• What to do: Reproduce this listing in full.

• Records for processing:

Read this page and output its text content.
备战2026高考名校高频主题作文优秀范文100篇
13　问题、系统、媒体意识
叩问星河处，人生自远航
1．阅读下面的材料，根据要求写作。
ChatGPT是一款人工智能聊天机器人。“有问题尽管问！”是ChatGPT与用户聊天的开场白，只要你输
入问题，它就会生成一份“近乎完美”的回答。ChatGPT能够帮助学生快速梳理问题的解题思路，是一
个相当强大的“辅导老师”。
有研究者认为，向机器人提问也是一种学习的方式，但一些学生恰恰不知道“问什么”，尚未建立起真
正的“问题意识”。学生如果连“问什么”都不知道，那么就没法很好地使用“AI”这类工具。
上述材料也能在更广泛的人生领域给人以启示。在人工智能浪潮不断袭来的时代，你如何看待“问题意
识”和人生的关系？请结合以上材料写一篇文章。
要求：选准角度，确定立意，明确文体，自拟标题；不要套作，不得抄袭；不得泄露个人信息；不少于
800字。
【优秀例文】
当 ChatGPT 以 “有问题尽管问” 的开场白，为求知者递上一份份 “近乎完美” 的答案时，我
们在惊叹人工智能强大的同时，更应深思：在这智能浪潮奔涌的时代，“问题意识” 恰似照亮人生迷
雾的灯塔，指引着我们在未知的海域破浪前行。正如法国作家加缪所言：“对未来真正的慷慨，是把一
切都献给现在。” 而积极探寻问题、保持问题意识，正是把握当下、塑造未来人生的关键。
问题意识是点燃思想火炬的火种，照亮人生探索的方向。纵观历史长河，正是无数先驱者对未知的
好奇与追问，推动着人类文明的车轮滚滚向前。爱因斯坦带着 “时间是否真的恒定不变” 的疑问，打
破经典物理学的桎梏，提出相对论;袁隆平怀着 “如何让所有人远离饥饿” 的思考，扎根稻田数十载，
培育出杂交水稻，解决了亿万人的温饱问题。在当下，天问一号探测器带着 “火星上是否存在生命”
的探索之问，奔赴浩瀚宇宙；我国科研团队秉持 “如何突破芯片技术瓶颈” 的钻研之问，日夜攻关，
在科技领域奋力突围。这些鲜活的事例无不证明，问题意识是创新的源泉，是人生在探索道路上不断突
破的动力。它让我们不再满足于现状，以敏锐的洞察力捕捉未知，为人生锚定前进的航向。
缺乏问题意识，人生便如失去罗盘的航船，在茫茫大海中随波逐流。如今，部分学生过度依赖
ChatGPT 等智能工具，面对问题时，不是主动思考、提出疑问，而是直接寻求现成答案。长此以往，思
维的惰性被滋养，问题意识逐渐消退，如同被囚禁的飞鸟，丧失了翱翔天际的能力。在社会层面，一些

• Output:
Read this page and output its text content.
备战2026高考名校高频主题作文优秀范文100篇
13　问题、系统、媒体意识
叩问星河处，人生自远航
1．阅读下面的材料，根据要求写作。
ChatGPT是一款人工智能聊天机器人。“有问题尽管问！”是ChatGPT与用户聊天的开场白，只要你输
入问题，它就会生成一份“近乎完美”的回答。ChatGPT能够帮助学生快速梳理问题的解题思路，是一
个相当强大的“辅导老师”。
有研究者认为，向机器人提问也是一种学习的方式，但一些学生恰恰不知道“问什么”，尚未建立起真
正的“问题意识”。学生如果连“问什么”都不知道，那么就没法很好地使用“AI”这类工具。
上述材料也能在更广泛的人生领域给人以启示。在人工智能浪潮不断袭来的时代，你如何看待“问题意
识”和人生的关系？请结合以上材料写一篇文章。
要求：选准角度，确定立意，明确文体，自拟标题；不要套作，不得抄袭；不得泄露个人信息；不少于
800字。
【优秀例文】
当 ChatGPT 以 “有问题尽管问” 的开场白，为求知者递上一份份 “近乎完美” 的答案时，我
们在惊叹人工智能强大的同时，更应深思：在这智能浪潮奔涌的时代，“问题意识” 恰似照亮人生迷
雾的灯塔，指引着我们在未知的海域破浪前行。正如法国作家加缪所言：“对未来真正的慷慨，是把一
切都献给现在。” 而积极探寻问题、保持问题意识，正是把握当下、塑造未来人生的关键。
问题意识是点燃思想火炬的火种，照亮人生探索的方向。纵观历史长河，正是无数先驱者对未知的
好奇与追问，推动着人类文明的车轮滚滚向前。爱因斯坦带着 “时间是否真的恒定不变” 的疑问，打
破经典物理学的桎梏，提出相对论;袁隆平怀着 “如何让所有人远离饥饿” 的思考，扎根稻田数十载，
培育出杂交水稻，解决了亿万人的温饱问题。在当下，天问一号探测器带着 “火星上是否存在生命”
的探索之问，奔赴浩瀚宇宙；我国科研团队秉持 “如何突破芯片技术瓶颈” 的钻研之问，日夜攻关，
在科技领域奋力突围。这些鲜活的事例无不证明，问题意识是创新的源泉，是人生在探索道路上不断突
破的动力。它让我们不再满足于现状，以敏锐的洞察力捕捉未知，为人生锚定前进的航向。
缺乏问题意识，人生便如失去罗盘的航船，在茫茫大海中随波逐流。如今，部分学生过度依赖
ChatGPT 等智能工具，面对问题时，不是主动思考、提出疑问，而是直接寻求现成答案。长此以往，思
维的惰性被滋养，问题意识逐渐消退，如同被囚禁的飞鸟，丧失了翱翔天际的能力。在社会层面，一些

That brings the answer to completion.